#### STORED DATA ####
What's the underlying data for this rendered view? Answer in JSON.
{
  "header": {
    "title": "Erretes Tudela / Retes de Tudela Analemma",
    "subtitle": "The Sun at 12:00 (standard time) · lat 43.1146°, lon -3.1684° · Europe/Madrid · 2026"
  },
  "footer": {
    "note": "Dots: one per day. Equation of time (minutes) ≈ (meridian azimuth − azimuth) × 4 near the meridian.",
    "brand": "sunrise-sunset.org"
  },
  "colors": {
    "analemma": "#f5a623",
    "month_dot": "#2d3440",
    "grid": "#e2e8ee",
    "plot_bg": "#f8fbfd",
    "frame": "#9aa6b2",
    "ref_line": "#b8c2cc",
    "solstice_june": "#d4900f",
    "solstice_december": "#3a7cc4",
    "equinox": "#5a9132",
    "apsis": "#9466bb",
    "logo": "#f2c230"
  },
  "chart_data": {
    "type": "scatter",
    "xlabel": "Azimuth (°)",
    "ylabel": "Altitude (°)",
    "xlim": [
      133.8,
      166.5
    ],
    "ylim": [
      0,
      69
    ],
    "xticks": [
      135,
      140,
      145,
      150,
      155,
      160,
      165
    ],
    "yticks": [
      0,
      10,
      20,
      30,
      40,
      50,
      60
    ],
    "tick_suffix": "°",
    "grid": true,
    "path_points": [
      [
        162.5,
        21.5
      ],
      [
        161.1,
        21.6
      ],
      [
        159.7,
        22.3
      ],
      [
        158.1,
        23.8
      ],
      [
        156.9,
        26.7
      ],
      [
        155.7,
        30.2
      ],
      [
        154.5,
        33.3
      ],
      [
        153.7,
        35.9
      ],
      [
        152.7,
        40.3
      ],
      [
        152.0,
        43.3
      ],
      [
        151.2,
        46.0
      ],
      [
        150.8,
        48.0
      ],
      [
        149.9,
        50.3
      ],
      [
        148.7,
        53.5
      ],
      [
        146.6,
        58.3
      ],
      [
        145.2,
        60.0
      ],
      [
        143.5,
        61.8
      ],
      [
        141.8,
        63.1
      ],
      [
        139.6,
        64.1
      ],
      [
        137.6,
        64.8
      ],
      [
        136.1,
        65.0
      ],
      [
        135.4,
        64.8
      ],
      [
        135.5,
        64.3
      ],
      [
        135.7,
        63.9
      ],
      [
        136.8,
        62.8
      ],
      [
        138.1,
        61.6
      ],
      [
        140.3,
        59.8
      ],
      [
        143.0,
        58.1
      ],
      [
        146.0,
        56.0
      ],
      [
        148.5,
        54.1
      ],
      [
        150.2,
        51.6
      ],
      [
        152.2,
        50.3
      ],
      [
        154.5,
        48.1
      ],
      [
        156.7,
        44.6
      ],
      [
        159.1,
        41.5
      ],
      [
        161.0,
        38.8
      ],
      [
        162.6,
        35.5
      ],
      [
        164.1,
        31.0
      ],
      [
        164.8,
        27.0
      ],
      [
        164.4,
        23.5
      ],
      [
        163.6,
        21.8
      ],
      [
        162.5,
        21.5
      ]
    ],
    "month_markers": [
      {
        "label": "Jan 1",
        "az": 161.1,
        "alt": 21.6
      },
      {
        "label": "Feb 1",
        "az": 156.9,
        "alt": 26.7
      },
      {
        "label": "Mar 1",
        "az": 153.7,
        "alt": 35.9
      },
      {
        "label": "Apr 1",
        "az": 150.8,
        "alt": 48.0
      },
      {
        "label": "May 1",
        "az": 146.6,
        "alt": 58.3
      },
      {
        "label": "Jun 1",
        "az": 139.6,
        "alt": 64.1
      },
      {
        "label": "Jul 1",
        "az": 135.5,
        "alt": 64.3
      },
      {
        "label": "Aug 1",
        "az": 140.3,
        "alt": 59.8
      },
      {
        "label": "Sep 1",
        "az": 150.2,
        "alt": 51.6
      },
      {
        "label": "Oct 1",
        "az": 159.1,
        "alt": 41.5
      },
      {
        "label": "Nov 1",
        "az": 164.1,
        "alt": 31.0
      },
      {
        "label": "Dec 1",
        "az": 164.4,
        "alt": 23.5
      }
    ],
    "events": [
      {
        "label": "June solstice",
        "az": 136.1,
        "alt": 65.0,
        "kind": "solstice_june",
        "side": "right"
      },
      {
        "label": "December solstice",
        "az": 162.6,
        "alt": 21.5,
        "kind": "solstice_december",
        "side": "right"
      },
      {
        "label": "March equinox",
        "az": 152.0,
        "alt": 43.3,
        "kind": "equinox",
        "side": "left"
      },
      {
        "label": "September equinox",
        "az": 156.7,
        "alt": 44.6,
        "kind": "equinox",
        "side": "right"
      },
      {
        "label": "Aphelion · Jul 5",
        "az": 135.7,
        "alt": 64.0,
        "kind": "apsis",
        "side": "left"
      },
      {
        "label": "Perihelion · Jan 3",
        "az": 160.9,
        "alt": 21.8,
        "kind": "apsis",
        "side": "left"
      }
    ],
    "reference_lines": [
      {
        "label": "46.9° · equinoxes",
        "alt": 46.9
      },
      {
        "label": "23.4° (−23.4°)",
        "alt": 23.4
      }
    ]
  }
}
####
_THE REQUEST_
Write an exact transcription of every entry above.

_SOLUTION FOR THIS TASK_
What's the underlying data for this rendered view? Answer in JSON.
{
  "header": {
    "title": "Erretes Tudela / Retes de Tudela Analemma",
    "subtitle": "The Sun at 12:00 (standard time) · lat 43.1146°, lon -3.1684° · Europe/Madrid · 2026"
  },
  "footer": {
    "note": "Dots: one per day. Equation of time (minutes) ≈ (meridian azimuth − azimuth) × 4 near the meridian.",
    "brand": "sunrise-sunset.org"
  },
  "colors": {
    "analemma": "#f5a623",
    "month_dot": "#2d3440",
    "grid": "#e2e8ee",
    "plot_bg": "#f8fbfd",
    "frame": "#9aa6b2",
    "ref_line": "#b8c2cc",
    "solstice_june": "#d4900f",
    "solstice_december": "#3a7cc4",
    "equinox": "#5a9132",
    "apsis": "#9466bb",
    "logo": "#f2c230"
  },
  "chart_data": {
    "type": "scatter",
    "xlabel": "Azimuth (°)",
    "ylabel": "Altitude (°)",
    "xlim": [
      133.8,
      166.5
    ],
    "ylim": [
      0,
      69
    ],
    "xticks": [
      135,
      140,
      145,
      150,
      155,
      160,
      165
    ],
    "yticks": [
      0,
      10,
      20,
      30,
      40,
      50,
      60
    ],
    "tick_suffix": "°",
    "grid": true,
    "path_points": [
      [
        162.5,
        21.5
      ],
      [
        161.1,
        21.6
      ],
      [
        159.7,
        22.3
      ],
      [
        158.1,
        23.8
      ],
      [
        156.9,
        26.7
      ],
      [
        155.7,
        30.2
      ],
      [
        154.5,
        33.3
      ],
      [
        153.7,
        35.9
      ],
      [
        152.7,
        40.3
      ],
      [
        152.0,
        43.3
      ],
      [
        151.2,
        46.0
      ],
      [
        150.8,
        48.0
      ],
      [
        149.9,
        50.3
      ],
      [
        148.7,
        53.5
      ],
      [
        146.6,
        58.3
      ],
      [
        145.2,
        60.0
      ],
      [
        143.5,
        61.8
      ],
      [
        141.8,
        63.1
      ],
      [
        139.6,
        64.1
      ],
      [
        137.6,
        64.8
      ],
      [
        136.1,
        65.0
      ],
      [
        135.4,
        64.8
      ],
      [
        135.5,
        64.3
      ],
      [
        135.7,
        63.9
      ],
      [
        136.8,
        62.8
      ],
      [
        138.1,
        61.6
      ],
      [
        140.3,
        59.8
      ],
      [
        143.0,
        58.1
      ],
      [
        146.0,
        56.0
      ],
      [
        148.5,
        54.1
      ],
      [
        150.2,
        51.6
      ],
      [
        152.2,
        50.3
      ],
      [
        154.5,
        48.1
      ],
      [
        156.7,
        44.6
      ],
      [
        159.1,
        41.5
      ],
      [
        161.0,
        38.8
      ],
      [
        162.6,
        35.5
      ],
      [
        164.1,
        31.0
      ],
      [
        164.8,
        27.0
      ],
      [
        164.4,
        23.5
      ],
      [
        163.6,
        21.8
      ],
      [
        162.5,
        21.5
      ]
    ],
    "month_markers": [
      {
        "label": "Jan 1",
        "az": 161.1,
        "alt": 21.6
      },
      {
        "label": "Feb 1",
        "az": 156.9,
        "alt": 26.7
      },
      {
        "label": "Mar 1",
        "az": 153.7,
        "alt": 35.9
      },
      {
        "label": "Apr 1",
        "az": 150.8,
        "alt": 48.0
      },
      {
        "label": "May 1",
        "az": 146.6,
        "alt": 58.3
      },
      {
        "label": "Jun 1",
        "az": 139.6,
        "alt": 64.1
      },
      {
        "label": "Jul 1",
        "az": 135.5,
        "alt": 64.3
      },
      {
        "label": "Aug 1",
        "az": 140.3,
        "alt": 59.8
      },
      {
        "label": "Sep 1",
        "az": 150.2,
        "alt": 51.6
      },
      {
        "label": "Oct 1",
        "az": 159.1,
        "alt": 41.5
      },
      {
        "label": "Nov 1",
        "az": 164.1,
        "alt": 31.0
      },
      {
        "label": "Dec 1",
        "az": 164.4,
        "alt": 23.5
      }
    ],
    "events": [
      {
        "label": "June solstice",
        "az": 136.1,
        "alt": 65.0,
        "kind": "solstice_june",
        "side": "right"
      },
      {
        "label": "December solstice",
        "az": 162.6,
        "alt": 21.5,
        "kind": "solstice_december",
        "side": "right"
      },
      {
        "label": "March equinox",
        "az": 152.0,
        "alt": 43.3,
        "kind": "equinox",
        "side": "left"
      },
      {
        "label": "September equinox",
        "az": 156.7,
        "alt": 44.6,
        "kind": "equinox",
        "side": "right"
      },
      {
        "label": "Aphelion · Jul 5",
        "az": 135.7,
        "alt": 64.0,
        "kind": "apsis",
        "side": "left"
      },
      {
        "label": "Perihelion · Jan 3",
        "az": 160.9,
        "alt": 21.8,
        "kind": "apsis",
        "side": "left"
      }
    ],
    "reference_lines": [
      {
        "label": "46.9° · equinoxes",
        "alt": 46.9
      },
      {
        "label": "23.4° (−23.4°)",
        "alt": 23.4
      }
    ]
  }
}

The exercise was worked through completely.